— SHORT PROBLEM —
Pull every "screenshot" line out of the data below.

— GIVEN INFORMATION —
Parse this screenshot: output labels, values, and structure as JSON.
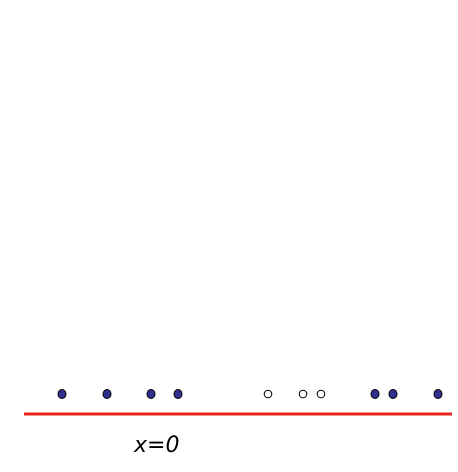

* * *

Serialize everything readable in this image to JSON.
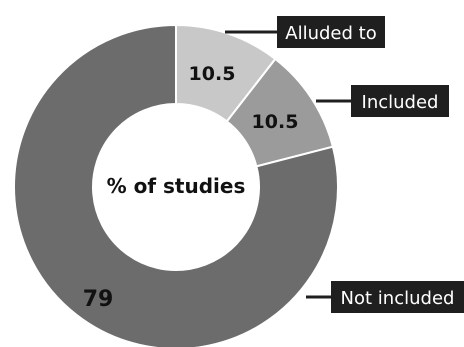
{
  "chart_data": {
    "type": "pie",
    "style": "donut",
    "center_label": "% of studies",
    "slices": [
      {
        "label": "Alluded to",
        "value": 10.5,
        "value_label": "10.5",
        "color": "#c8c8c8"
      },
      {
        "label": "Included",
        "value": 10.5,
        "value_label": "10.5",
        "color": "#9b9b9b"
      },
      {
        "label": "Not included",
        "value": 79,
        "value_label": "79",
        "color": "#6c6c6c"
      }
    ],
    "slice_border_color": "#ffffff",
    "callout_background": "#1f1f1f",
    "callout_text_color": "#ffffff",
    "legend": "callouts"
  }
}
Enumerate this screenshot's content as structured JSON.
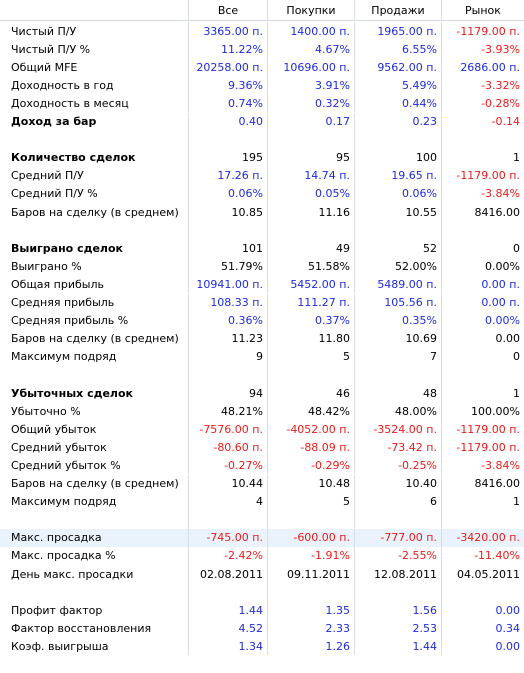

---

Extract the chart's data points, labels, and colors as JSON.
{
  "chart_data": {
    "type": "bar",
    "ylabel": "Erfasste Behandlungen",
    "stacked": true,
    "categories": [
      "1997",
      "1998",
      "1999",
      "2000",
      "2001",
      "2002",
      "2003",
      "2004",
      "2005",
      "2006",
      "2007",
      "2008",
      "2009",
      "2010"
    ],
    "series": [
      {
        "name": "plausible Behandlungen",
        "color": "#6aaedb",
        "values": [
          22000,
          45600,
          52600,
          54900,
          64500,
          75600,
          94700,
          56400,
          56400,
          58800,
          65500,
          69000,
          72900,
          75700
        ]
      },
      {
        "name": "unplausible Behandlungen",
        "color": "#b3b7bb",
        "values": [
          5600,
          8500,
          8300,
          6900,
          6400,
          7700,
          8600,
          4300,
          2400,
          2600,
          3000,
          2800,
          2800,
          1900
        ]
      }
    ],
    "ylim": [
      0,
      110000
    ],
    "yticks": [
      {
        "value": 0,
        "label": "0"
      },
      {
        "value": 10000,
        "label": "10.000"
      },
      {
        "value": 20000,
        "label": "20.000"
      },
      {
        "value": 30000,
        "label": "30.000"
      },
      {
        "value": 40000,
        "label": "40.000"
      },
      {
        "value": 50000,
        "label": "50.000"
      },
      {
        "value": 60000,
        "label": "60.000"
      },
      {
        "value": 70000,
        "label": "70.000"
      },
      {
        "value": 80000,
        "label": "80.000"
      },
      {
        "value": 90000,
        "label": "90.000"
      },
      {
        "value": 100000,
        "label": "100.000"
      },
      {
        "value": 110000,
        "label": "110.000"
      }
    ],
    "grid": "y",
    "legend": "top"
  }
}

— TASK SOLUTION —
Parse this screenshot: output labels, values, and structure as JSON.
Enumerate this screenshot's content as structured JSON.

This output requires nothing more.